— Start of RECORDS SHOWN —

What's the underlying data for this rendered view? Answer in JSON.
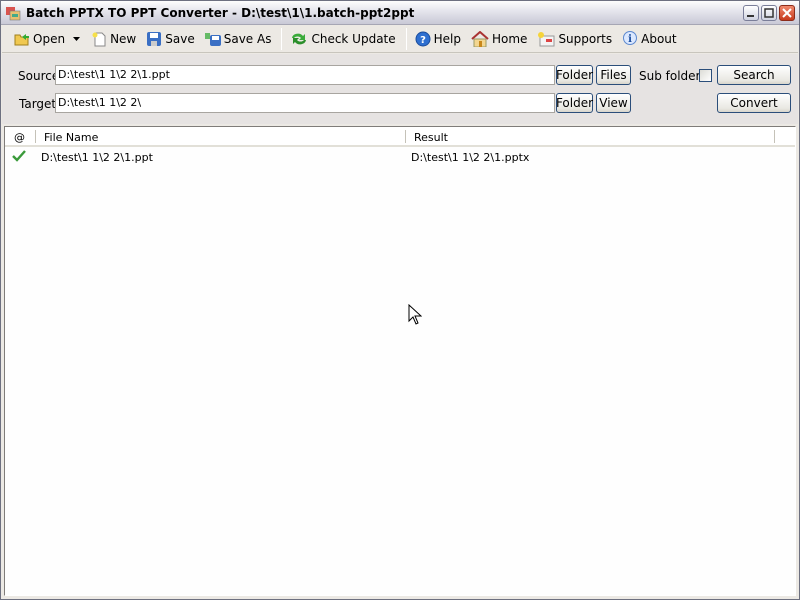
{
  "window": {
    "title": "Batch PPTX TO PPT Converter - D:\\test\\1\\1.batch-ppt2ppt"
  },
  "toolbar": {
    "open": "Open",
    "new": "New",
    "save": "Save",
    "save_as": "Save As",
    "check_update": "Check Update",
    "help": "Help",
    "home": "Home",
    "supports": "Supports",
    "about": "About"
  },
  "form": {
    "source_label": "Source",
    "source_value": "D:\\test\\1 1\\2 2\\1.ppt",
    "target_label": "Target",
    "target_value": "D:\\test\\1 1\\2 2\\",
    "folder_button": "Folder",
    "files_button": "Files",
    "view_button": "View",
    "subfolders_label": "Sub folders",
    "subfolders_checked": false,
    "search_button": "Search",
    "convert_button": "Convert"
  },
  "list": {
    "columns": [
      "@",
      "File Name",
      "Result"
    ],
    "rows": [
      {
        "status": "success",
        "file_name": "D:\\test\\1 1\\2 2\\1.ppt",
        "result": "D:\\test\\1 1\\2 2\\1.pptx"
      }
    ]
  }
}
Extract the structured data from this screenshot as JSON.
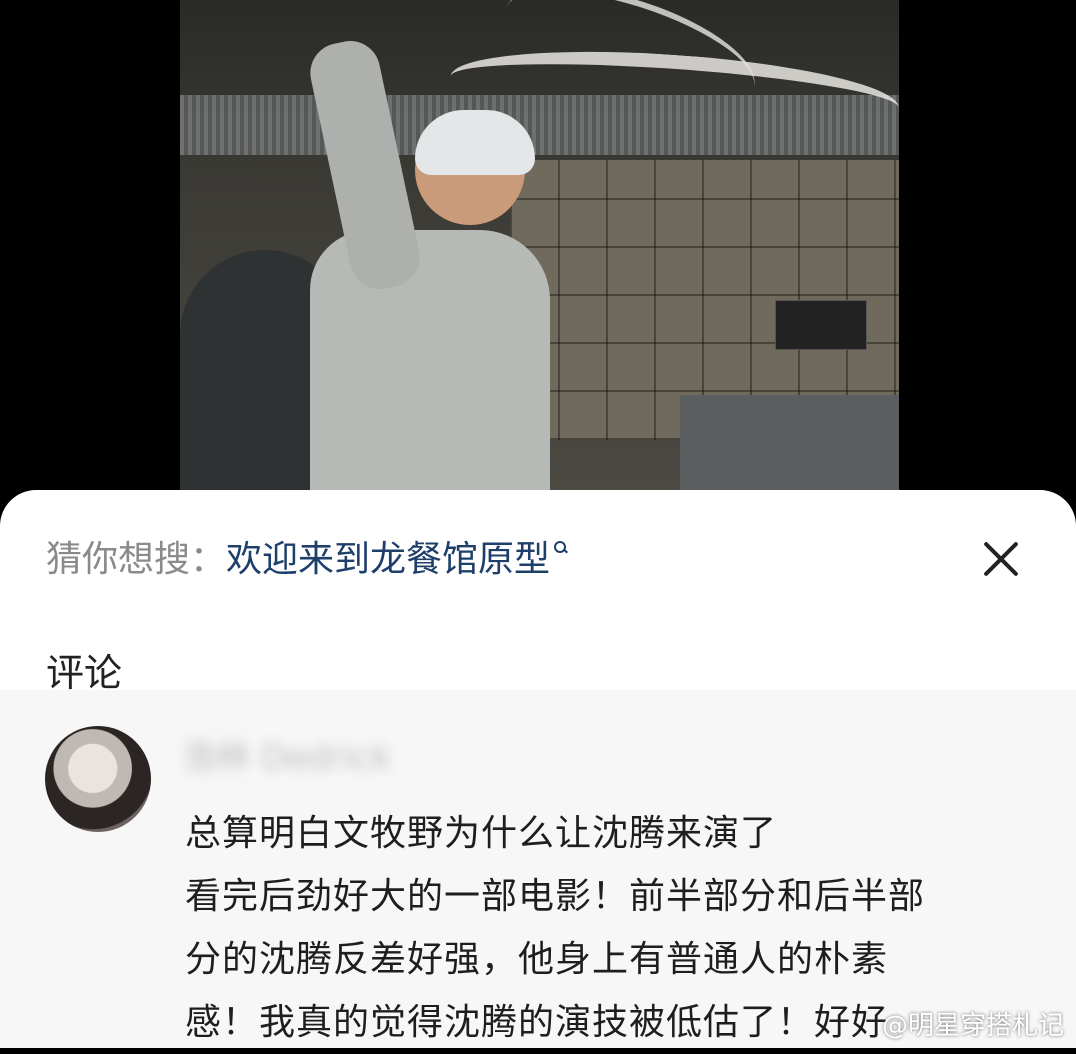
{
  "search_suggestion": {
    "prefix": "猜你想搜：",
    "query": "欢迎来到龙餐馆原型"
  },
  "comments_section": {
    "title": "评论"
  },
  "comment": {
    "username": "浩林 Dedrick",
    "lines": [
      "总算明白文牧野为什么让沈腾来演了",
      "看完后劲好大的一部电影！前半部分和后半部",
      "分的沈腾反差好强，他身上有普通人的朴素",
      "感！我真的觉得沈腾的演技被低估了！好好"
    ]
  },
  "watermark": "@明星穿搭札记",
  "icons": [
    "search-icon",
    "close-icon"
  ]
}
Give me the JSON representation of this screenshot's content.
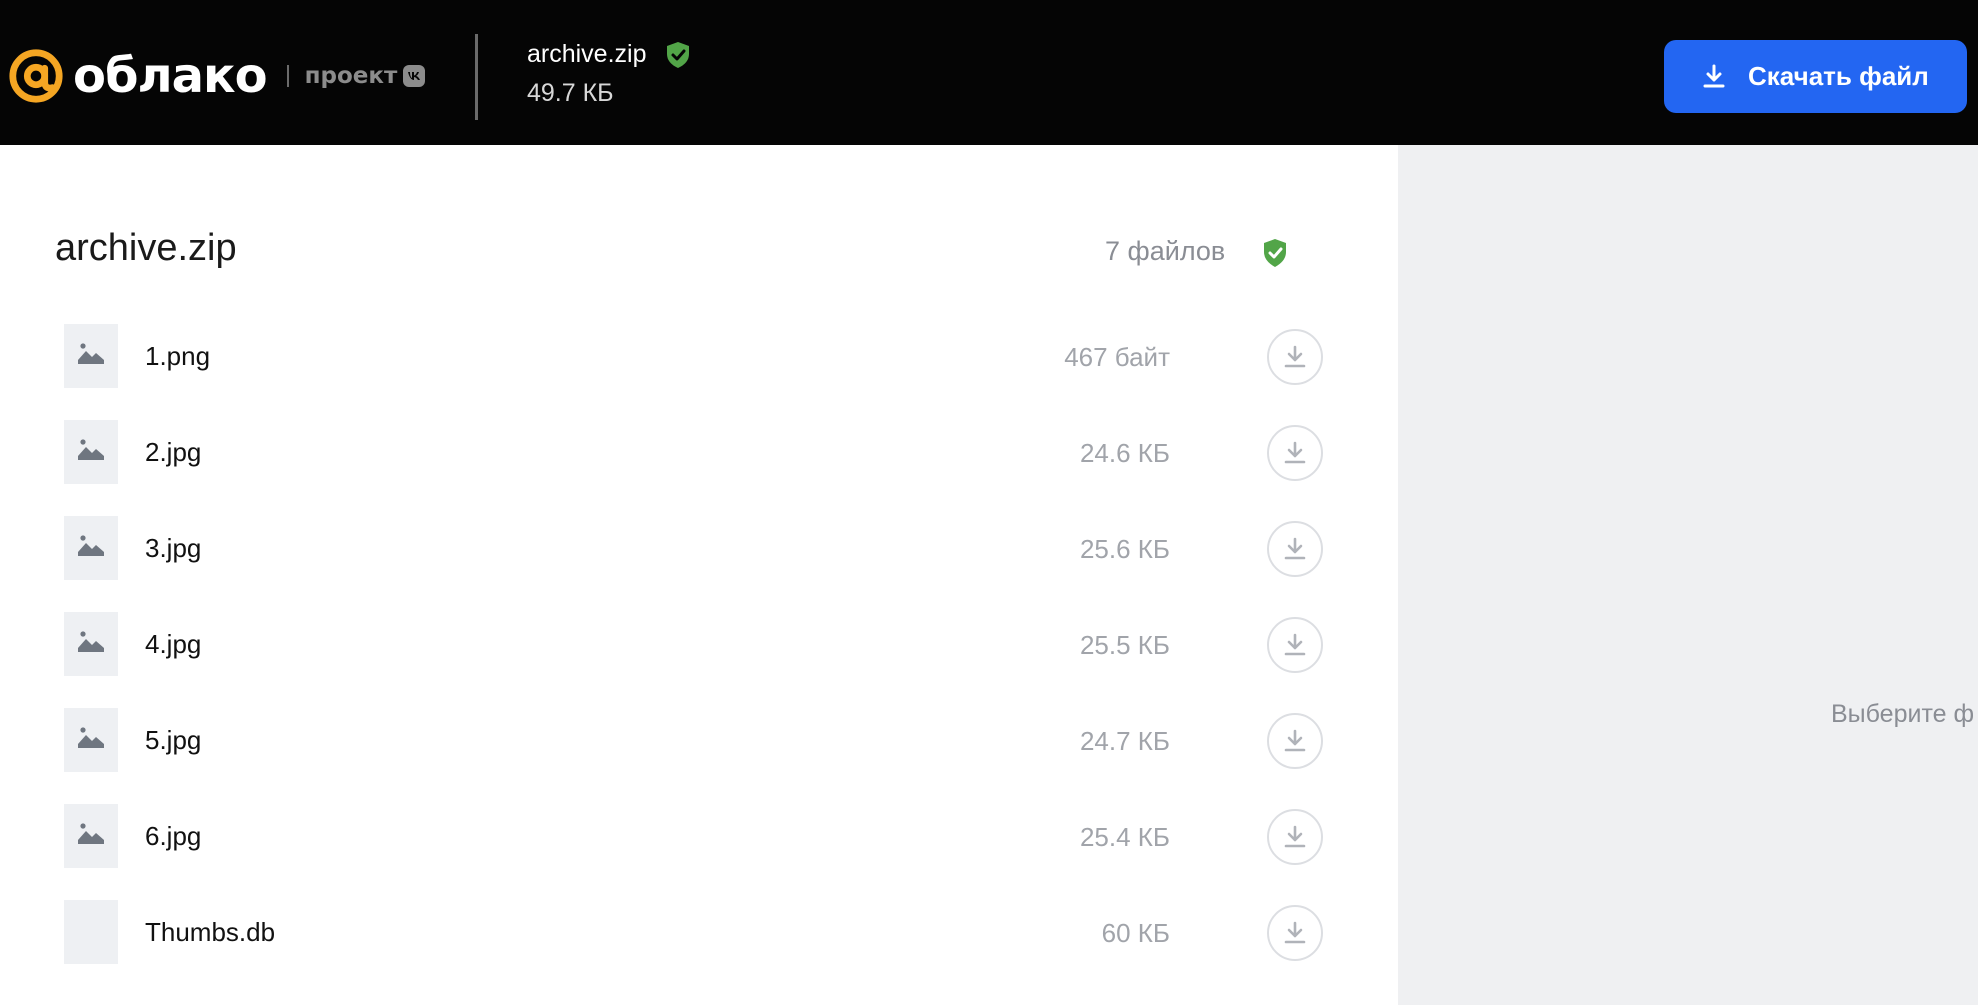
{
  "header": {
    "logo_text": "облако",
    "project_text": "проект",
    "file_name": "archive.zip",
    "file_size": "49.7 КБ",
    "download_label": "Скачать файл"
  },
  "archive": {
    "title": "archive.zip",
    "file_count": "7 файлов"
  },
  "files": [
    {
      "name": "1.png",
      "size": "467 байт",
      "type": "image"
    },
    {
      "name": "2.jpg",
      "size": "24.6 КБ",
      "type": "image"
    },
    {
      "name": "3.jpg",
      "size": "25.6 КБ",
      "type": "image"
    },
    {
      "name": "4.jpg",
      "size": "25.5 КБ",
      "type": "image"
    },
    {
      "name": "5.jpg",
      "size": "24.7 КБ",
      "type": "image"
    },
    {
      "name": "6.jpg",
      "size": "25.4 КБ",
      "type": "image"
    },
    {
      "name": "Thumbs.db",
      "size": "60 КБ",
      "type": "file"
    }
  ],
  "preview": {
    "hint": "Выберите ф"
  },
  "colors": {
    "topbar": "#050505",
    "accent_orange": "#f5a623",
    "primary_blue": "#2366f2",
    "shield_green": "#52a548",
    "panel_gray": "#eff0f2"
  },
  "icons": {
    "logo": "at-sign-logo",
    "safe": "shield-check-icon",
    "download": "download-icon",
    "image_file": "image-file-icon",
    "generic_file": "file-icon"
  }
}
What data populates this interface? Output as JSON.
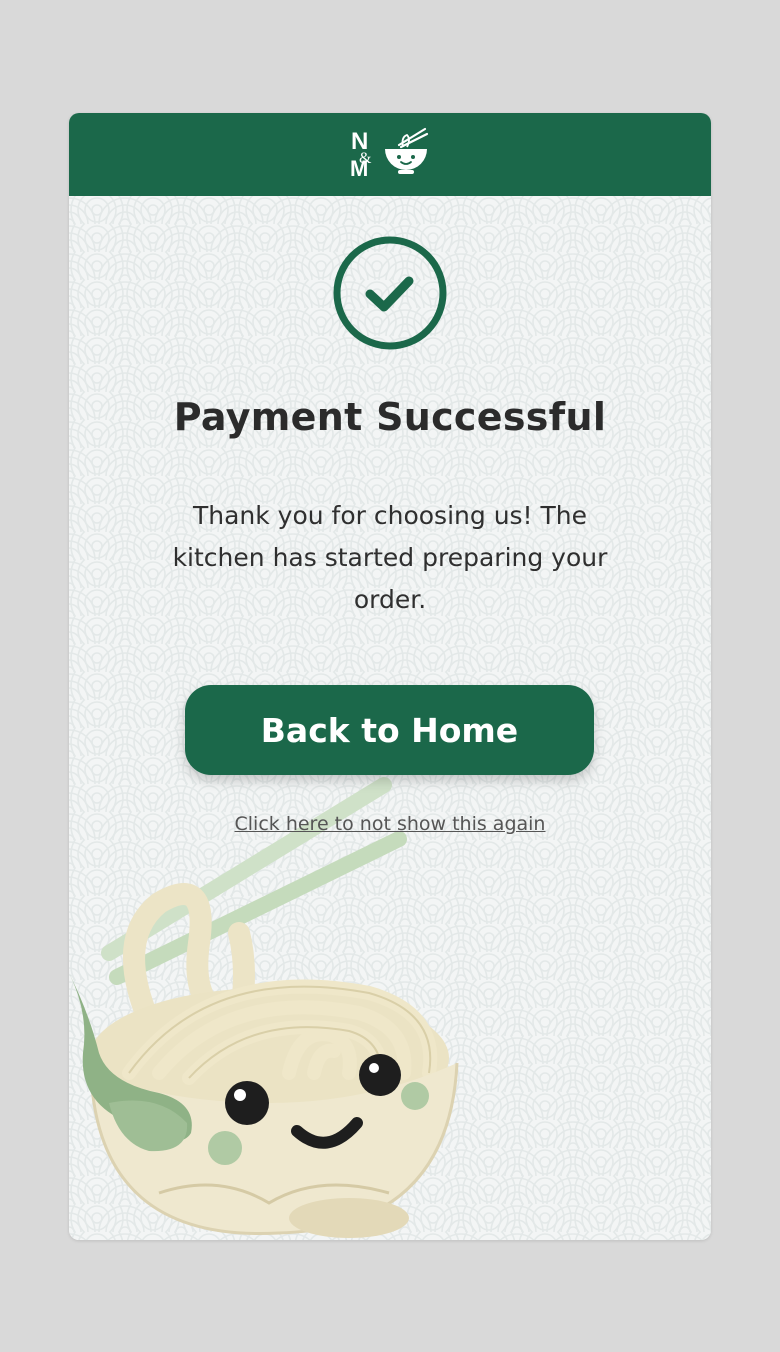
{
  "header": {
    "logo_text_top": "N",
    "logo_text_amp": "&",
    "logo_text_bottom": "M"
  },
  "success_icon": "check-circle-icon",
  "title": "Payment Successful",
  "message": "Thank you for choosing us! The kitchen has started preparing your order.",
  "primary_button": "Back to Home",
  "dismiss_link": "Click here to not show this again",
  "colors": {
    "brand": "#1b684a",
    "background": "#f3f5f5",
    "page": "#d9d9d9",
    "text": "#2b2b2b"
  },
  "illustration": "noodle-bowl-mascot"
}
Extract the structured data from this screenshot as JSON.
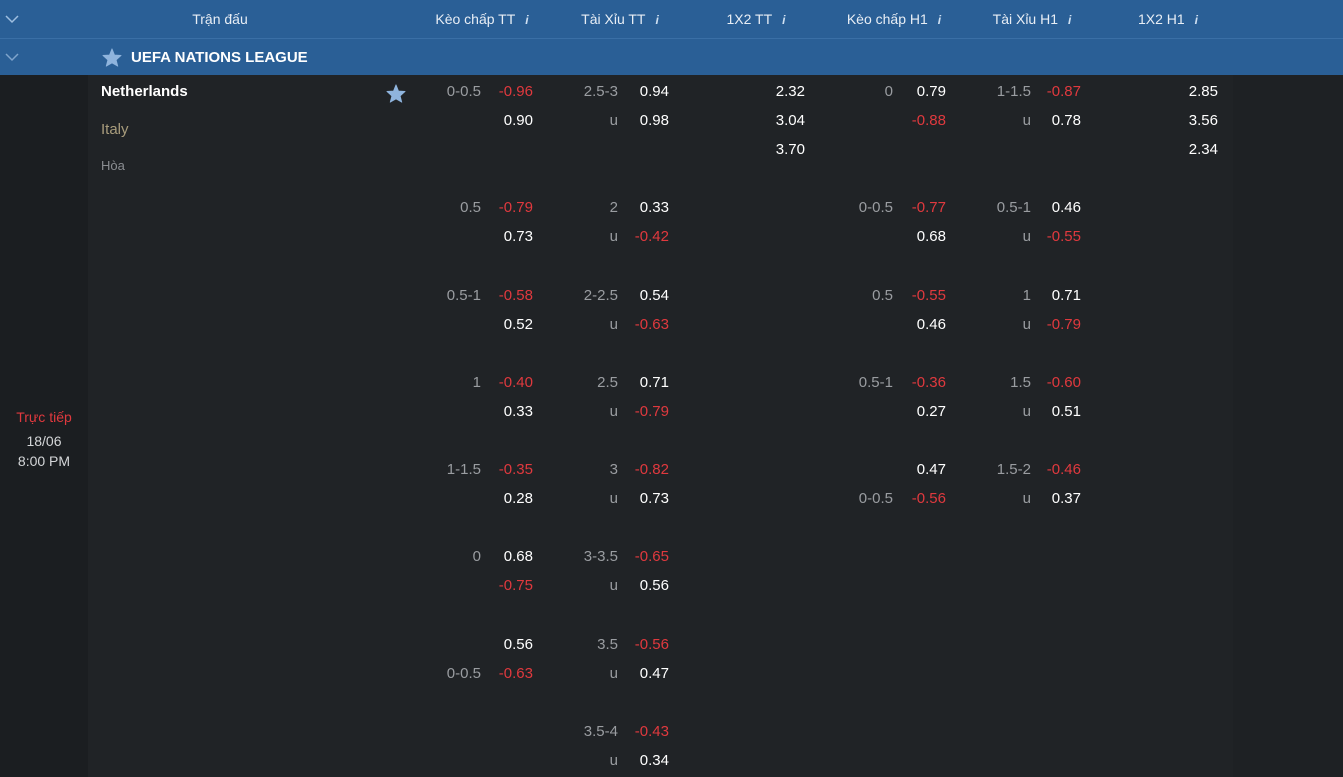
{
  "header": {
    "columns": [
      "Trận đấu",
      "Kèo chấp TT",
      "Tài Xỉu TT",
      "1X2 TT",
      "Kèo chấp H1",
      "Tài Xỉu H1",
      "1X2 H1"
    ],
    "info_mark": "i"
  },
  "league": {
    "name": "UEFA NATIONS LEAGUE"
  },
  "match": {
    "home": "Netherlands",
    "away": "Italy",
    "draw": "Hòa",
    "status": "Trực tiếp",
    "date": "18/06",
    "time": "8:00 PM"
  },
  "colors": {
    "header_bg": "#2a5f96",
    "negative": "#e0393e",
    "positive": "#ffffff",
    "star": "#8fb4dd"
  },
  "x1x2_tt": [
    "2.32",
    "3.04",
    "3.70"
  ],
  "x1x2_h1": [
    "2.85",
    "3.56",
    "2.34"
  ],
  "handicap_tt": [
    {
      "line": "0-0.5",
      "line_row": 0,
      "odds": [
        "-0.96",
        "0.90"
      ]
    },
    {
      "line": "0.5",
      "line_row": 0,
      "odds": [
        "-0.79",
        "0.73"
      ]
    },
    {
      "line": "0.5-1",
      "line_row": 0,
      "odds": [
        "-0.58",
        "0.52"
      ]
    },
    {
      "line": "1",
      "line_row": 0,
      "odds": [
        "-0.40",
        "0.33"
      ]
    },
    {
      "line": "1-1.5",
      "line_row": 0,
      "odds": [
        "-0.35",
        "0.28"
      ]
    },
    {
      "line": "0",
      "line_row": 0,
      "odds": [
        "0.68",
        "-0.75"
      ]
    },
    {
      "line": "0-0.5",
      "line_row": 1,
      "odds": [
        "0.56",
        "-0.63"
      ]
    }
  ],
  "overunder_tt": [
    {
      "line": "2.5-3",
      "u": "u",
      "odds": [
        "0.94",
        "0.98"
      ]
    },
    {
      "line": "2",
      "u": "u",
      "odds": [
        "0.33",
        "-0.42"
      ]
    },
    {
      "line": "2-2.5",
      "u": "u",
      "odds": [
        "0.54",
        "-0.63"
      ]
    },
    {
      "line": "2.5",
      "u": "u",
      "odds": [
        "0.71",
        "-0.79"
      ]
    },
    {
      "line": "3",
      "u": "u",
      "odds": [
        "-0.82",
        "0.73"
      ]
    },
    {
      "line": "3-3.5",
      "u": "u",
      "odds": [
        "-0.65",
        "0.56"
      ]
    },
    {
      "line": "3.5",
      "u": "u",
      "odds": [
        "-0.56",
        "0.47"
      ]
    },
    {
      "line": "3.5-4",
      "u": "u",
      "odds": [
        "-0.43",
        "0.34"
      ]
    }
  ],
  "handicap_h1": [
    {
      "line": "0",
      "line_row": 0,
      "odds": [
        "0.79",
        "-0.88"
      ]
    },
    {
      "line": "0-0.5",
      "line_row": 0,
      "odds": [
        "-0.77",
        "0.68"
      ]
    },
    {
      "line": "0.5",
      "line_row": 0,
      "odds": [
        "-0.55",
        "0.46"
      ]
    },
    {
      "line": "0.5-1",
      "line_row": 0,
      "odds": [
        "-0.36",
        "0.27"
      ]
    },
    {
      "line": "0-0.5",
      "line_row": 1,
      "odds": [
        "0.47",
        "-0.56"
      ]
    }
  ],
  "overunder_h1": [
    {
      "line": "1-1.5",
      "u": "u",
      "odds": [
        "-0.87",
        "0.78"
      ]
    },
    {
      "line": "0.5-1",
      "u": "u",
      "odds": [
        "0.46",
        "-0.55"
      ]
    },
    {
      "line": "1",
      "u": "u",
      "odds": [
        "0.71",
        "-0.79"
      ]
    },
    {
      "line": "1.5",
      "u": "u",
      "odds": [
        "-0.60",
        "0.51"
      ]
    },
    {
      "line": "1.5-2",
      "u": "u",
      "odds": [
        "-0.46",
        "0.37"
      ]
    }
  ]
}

— End of RECORDS SHOWN —

Using the entries above, return each line that includes the word "data".

What's the underlying data for this rendered view? Answer in JSON.
Extract the structured data from this screenshot as JSON.
What data populates this interface? Output as JSON.
Extract the structured data from this screenshot as JSON.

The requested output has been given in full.